- **PROVIDED TEXT**
============================================================
So far as the applicability of Public Premises (Eviction of Unauthorised Occupants) Act, 1971 is concerned, the same will not be applicable as on the date of issuance of notice dated 05.10.2018 the petitioner cannot be said to be as an unauthorized occupant of the premises since notice was issued during subsistence period of licenc and as such the applicability of the Act 1971 will only come in case of the occupier of the premises in authorized occupancy rather that would only come when the period of licence will not expire but that is not the case herein.

5. In response, Mr. Indrajit Sinha, learned counsel for the petitioner has submitted that the order of sealing dated 01.04.2019 has been annexed by way of interlocutory application and as such the same may be treated to an amendment and therefore, taking into consideration the order of sealing as on 01.04.2019 the petitioner will be said to be in authorized occupant and therefore, proceeding under the provision of Act, 1971 is required to be issued.
============================================================
- **TASK REQUIREMENTS**
(1) According to the eviction ruling, what is the date of the sealing order?
(2) Carry on the eviction ruling from the point at which it stops.
The listing comes from a separate source unrelated to the eviction ruling.

- **DATA EXCERPTS**
============================================================
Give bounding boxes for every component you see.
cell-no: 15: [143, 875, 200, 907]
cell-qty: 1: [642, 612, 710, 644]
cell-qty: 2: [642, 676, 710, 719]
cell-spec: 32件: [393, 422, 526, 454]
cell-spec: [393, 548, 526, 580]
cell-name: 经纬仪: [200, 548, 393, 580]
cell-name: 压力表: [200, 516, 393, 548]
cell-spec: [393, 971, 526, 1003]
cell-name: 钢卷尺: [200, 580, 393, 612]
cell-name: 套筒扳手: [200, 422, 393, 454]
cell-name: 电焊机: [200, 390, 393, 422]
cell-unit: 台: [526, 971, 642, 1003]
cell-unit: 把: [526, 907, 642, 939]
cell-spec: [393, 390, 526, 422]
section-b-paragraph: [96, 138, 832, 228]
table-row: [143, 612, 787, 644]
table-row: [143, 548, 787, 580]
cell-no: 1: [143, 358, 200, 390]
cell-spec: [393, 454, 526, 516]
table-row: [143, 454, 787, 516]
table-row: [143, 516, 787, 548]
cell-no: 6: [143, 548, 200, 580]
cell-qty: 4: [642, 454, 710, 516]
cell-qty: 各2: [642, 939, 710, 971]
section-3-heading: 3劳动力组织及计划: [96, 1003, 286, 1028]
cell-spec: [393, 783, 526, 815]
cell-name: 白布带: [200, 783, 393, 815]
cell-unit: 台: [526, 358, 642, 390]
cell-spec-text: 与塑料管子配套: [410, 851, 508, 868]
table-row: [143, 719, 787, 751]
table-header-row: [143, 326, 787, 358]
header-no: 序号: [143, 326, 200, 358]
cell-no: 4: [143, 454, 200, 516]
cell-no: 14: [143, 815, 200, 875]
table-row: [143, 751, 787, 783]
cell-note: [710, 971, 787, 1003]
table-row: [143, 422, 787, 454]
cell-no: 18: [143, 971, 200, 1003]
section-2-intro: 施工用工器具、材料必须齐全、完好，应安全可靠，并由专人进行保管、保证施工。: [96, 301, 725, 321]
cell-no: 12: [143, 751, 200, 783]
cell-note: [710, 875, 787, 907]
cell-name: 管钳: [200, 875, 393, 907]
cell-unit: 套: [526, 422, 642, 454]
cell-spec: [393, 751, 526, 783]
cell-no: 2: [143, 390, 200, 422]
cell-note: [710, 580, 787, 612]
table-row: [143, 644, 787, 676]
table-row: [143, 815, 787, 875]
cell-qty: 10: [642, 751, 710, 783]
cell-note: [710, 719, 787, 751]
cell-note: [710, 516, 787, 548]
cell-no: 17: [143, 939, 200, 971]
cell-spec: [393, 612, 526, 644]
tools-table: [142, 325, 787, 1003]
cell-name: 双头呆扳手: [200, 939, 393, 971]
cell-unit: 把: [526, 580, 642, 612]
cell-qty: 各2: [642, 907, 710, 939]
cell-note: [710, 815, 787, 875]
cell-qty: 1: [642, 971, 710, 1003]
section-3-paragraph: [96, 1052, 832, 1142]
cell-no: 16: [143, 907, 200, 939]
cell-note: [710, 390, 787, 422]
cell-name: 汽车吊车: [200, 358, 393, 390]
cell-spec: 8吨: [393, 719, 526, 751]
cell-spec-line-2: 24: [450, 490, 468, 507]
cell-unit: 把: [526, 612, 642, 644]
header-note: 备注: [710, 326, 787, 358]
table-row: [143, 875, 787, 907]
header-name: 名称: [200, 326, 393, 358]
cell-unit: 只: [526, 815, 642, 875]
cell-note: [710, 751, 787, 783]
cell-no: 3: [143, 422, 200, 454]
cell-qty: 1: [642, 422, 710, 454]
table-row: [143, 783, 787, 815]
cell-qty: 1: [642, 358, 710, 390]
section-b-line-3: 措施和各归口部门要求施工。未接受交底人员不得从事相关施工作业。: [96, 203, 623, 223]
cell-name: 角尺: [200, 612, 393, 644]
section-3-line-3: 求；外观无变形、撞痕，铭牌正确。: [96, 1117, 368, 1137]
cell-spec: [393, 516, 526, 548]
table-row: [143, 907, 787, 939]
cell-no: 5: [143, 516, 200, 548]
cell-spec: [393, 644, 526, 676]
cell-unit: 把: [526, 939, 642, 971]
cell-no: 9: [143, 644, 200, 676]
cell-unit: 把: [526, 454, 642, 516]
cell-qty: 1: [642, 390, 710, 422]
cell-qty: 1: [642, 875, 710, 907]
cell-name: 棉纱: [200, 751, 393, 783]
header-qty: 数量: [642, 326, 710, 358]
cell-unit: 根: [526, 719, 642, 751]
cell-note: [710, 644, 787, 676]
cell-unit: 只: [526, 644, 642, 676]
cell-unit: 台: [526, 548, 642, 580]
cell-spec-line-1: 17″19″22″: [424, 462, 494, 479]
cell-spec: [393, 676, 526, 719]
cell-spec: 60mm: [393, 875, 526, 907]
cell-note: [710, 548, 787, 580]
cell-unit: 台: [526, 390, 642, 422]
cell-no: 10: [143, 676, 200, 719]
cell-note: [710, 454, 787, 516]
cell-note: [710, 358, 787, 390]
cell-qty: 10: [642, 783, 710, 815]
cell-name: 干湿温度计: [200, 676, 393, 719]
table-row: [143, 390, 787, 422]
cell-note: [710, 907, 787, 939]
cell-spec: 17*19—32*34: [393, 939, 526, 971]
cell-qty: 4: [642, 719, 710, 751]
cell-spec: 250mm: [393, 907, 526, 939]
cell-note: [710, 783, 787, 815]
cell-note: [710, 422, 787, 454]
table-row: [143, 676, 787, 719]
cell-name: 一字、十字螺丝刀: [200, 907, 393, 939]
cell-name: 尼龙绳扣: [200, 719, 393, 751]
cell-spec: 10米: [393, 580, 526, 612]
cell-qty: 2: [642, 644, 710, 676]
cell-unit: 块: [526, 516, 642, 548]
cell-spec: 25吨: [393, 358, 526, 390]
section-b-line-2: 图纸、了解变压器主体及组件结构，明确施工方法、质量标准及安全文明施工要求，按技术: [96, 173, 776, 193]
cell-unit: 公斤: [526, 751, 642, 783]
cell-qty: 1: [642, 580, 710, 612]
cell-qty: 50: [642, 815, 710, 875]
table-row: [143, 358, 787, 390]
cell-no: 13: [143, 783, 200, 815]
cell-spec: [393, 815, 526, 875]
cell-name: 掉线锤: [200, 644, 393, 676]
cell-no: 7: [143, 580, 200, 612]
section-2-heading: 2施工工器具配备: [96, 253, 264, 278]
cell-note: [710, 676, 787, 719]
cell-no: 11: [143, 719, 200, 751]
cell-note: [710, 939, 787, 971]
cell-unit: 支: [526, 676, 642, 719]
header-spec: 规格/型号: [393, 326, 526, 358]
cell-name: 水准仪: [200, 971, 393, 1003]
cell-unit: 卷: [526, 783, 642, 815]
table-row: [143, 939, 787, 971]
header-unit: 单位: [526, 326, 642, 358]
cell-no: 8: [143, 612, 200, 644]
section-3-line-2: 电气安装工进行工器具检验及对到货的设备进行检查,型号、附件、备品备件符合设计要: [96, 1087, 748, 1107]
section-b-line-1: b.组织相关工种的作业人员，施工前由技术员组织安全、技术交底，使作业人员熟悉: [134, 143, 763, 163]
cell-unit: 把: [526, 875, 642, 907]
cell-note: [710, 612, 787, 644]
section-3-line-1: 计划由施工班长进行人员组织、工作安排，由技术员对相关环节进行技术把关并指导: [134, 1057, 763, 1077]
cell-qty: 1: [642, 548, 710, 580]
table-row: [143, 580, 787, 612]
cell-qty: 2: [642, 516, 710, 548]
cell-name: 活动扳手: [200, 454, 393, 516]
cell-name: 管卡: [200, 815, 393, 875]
============================================================
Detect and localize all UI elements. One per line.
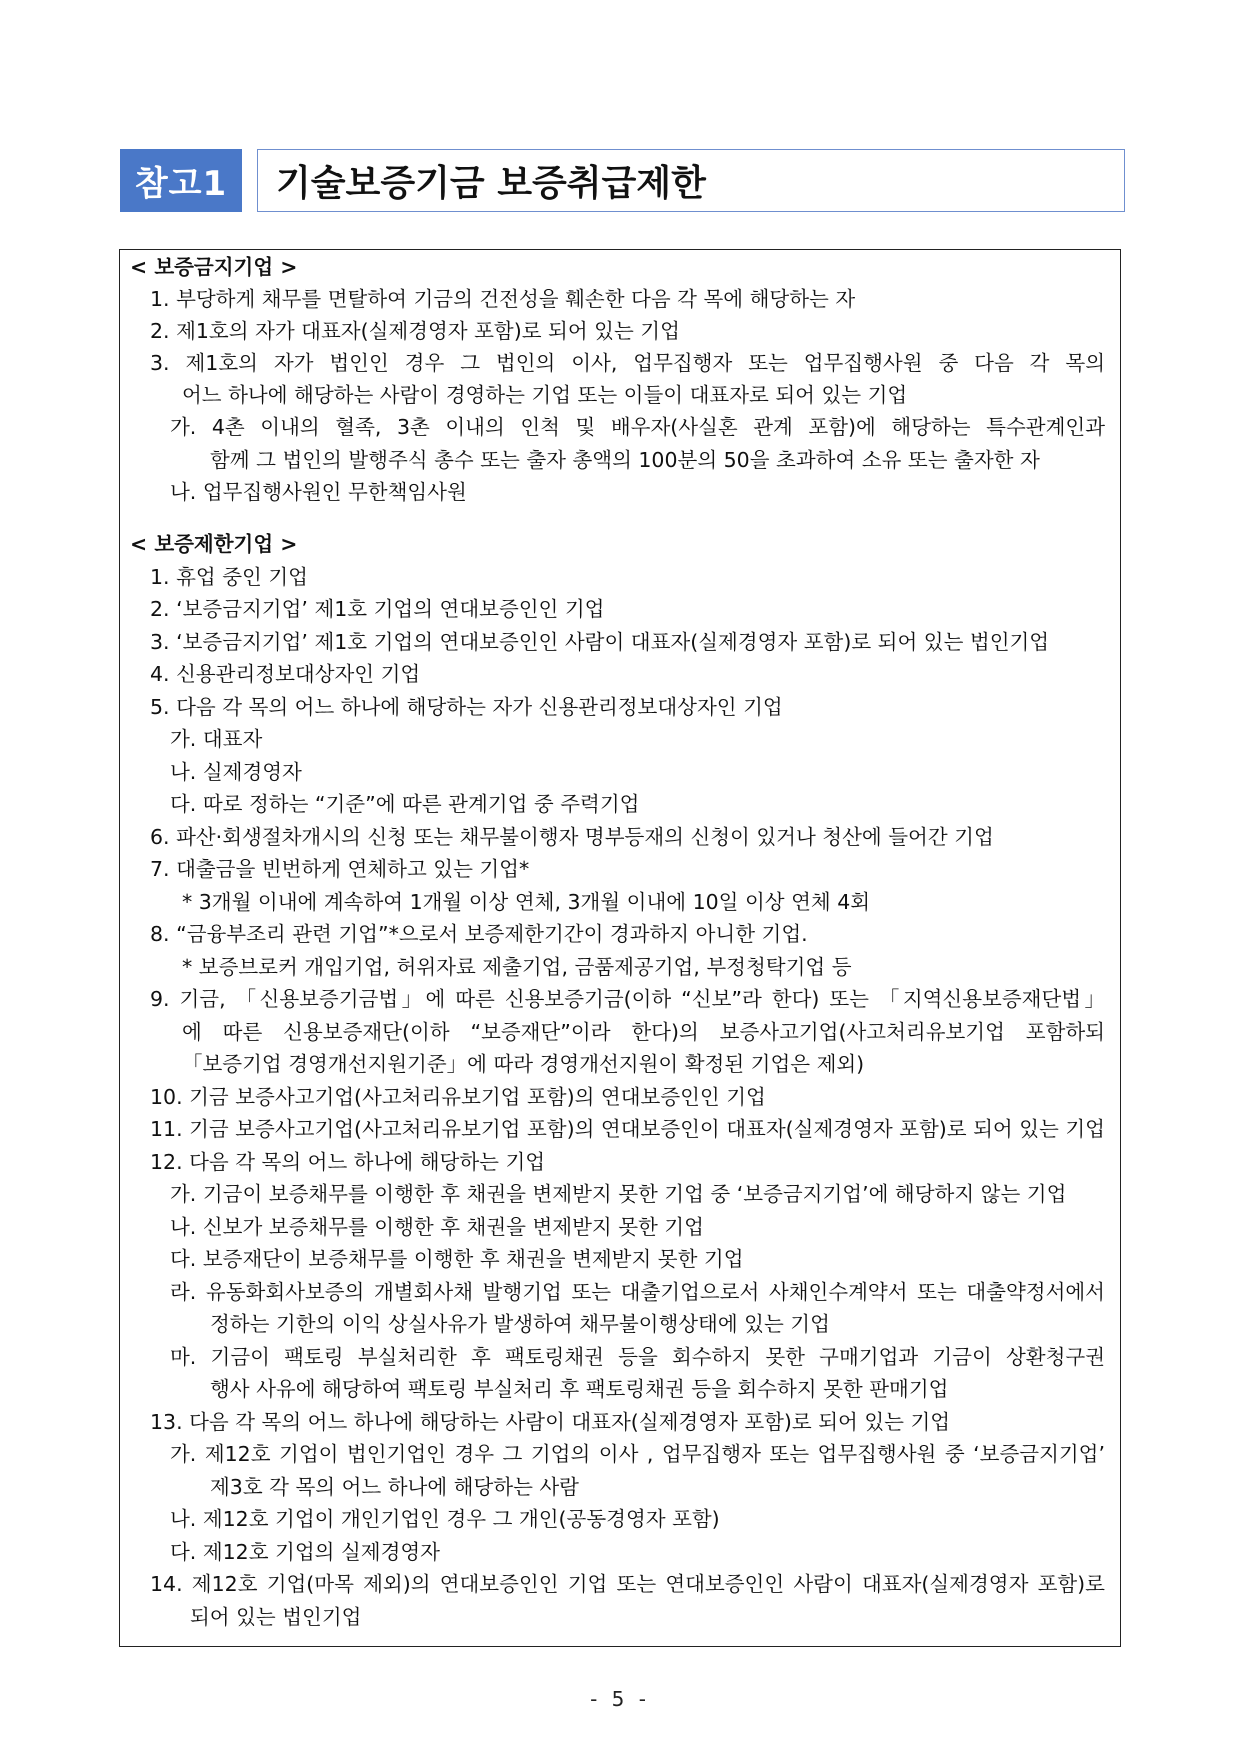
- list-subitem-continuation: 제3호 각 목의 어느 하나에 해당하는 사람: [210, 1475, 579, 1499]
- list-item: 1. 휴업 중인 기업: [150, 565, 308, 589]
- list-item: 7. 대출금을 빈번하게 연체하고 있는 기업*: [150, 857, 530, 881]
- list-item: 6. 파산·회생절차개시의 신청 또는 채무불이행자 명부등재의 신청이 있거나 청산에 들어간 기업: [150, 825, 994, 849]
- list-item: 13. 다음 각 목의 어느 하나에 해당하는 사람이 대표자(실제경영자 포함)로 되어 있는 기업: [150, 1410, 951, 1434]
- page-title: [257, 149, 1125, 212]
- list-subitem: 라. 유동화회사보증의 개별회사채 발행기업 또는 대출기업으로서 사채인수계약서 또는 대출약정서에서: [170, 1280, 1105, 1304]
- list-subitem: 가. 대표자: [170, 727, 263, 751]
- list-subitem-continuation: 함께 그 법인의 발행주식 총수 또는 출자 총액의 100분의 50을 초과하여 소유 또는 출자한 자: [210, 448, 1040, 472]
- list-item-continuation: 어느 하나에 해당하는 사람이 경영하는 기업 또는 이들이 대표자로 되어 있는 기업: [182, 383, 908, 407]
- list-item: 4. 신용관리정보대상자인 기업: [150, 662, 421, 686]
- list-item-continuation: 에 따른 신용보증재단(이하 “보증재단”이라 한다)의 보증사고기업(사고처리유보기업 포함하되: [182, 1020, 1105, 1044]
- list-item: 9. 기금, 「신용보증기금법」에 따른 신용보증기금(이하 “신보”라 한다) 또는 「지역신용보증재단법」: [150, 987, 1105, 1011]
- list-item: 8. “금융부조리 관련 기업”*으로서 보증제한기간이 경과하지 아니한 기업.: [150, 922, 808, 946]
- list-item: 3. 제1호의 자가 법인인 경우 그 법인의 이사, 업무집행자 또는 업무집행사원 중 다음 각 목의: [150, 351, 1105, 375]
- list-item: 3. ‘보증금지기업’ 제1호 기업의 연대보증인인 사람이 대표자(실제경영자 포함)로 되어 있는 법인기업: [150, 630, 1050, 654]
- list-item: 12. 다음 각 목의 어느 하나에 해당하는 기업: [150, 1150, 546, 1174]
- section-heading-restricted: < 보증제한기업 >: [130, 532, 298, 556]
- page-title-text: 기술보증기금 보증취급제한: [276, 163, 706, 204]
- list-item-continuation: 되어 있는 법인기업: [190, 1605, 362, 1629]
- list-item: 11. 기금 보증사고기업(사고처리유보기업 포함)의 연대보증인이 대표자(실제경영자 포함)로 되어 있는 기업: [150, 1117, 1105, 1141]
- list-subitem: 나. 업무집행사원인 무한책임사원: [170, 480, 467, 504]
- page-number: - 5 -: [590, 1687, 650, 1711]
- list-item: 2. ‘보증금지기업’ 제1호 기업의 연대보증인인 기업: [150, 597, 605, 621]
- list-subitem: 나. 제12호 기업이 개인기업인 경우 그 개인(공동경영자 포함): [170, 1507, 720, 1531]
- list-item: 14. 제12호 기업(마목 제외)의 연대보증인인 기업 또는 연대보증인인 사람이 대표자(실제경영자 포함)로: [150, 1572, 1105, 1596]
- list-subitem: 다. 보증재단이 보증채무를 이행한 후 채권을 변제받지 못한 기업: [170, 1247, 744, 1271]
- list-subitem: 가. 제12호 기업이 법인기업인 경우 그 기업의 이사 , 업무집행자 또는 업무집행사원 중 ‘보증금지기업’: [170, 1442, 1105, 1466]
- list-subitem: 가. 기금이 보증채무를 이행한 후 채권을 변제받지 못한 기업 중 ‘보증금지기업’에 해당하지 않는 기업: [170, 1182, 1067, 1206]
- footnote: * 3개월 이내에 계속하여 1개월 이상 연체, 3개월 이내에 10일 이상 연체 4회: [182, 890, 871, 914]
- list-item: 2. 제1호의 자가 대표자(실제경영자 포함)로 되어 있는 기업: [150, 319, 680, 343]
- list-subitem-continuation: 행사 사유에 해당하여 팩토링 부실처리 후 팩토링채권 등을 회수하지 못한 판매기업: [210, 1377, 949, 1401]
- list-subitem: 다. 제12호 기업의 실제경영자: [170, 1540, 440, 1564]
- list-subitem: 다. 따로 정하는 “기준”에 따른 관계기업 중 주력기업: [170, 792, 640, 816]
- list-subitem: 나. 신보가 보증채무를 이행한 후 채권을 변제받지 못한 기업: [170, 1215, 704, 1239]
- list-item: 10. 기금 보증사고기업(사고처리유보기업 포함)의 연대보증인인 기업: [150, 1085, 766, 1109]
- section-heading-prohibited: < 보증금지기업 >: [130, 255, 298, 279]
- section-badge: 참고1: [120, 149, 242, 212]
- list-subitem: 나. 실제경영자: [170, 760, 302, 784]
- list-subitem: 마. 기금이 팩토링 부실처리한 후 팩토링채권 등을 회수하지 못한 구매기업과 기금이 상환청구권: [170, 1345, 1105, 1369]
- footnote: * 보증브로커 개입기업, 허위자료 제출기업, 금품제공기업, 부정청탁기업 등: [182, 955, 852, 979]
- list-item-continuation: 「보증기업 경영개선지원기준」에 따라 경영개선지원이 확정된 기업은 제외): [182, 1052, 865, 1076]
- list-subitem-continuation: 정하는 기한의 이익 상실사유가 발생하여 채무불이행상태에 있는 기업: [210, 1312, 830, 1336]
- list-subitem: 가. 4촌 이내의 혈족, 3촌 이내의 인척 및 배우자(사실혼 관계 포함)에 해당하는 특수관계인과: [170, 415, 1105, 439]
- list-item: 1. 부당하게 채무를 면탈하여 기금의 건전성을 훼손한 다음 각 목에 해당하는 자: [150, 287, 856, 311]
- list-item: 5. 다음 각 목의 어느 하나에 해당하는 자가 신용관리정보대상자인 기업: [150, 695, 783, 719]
============================================================
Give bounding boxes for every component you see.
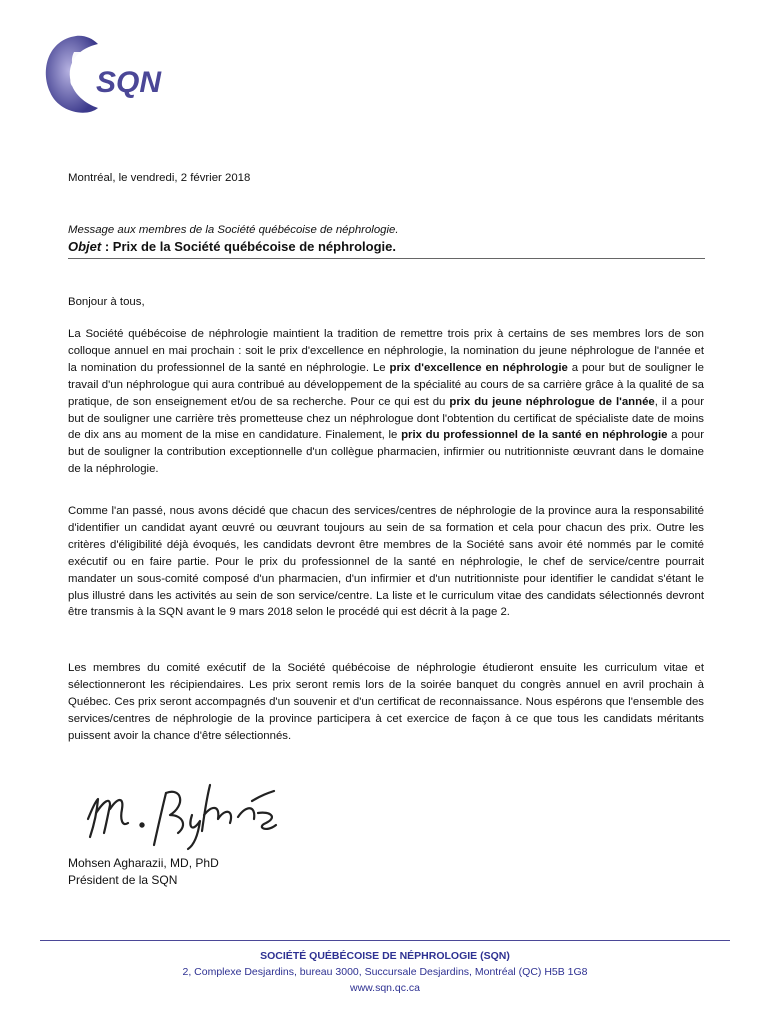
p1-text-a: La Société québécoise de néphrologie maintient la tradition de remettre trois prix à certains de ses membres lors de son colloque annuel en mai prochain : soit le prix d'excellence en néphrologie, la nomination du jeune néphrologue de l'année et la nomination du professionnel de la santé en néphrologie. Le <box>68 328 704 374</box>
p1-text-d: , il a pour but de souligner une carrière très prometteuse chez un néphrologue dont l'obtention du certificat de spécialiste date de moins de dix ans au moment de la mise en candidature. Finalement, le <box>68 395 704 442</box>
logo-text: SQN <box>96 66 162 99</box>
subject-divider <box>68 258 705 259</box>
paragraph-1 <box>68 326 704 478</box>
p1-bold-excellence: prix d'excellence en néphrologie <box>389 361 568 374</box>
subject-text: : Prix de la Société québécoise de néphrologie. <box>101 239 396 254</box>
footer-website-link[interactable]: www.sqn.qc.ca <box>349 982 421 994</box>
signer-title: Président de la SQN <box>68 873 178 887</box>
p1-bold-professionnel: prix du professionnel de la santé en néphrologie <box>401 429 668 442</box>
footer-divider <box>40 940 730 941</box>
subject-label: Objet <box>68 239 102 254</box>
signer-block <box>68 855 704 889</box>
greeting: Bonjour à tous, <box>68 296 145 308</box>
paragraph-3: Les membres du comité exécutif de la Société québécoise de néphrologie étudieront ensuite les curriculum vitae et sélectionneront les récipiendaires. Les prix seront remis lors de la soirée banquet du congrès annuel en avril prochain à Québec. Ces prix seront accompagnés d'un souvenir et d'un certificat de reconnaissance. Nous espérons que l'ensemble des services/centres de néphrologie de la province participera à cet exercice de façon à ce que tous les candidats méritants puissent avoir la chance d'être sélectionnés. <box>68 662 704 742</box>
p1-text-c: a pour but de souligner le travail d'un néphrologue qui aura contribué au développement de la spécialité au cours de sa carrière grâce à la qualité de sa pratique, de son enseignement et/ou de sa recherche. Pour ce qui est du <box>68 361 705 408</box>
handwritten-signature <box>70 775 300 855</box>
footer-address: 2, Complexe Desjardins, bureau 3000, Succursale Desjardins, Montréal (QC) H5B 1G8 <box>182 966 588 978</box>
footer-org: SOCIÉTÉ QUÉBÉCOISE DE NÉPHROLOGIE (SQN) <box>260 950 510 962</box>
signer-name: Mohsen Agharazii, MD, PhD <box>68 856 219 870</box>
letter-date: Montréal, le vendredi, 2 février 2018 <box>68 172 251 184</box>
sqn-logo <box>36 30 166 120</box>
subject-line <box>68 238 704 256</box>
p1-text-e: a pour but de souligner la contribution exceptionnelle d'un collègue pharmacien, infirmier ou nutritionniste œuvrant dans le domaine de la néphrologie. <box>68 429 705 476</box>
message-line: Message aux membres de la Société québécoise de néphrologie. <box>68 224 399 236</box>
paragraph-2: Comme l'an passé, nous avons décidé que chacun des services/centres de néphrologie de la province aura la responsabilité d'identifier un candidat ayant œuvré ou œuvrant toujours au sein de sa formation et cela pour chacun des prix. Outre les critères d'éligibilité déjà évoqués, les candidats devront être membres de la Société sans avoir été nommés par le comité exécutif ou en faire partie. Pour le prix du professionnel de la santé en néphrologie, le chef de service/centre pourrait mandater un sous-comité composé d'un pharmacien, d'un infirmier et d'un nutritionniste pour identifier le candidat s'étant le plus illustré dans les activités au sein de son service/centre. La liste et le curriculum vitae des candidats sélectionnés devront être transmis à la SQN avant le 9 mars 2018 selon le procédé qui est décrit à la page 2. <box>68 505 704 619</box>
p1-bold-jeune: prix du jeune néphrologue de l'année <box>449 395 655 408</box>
============================================================
- **SET OF ANSWERS**
(1) 01.04.2019

(2)
6. Having heard learned counsel for the parties and after appreciating the rival submissions, the undisputed fact in this case is that the petitioner has made an application before the competent authority of the Heavy Engineering Corporation vide his application dated 25.04.2018 for allotment of building and rent to the petitioner for setting up office along with Studio for which he has paid the consideration money. The premises in question has been given in favour of the petitioner on certain terms and conditions of the allotment order and the leave and licence agreement. The condition stipulated in the allotment order as Condition no.5 states that the licensee shall carry out repair and maintenance work including the interior decoration at its own cost which shall not be reimbursed or adjusted by the HEC ltd., in any way including separate electricity line in their own name.

7. The terms and conditions of the licence agreement (Annexure-2) stipulates that the allotment has been made on a temporary structure allotted in Sector-3, Dhurwa for a period of eleven months with effect from 01.05.2018.

The Schedule II, Part-II contains Condition no.12 which reads as:

"That in no case the licensee shall effect any addition or alteration in the existing premises without prior written permission from the licensor. In case any addition or alteration is made in the said existing premises without the prior written permission of the licensor, this agreement will be terminated by giving one month notice to set right the changes."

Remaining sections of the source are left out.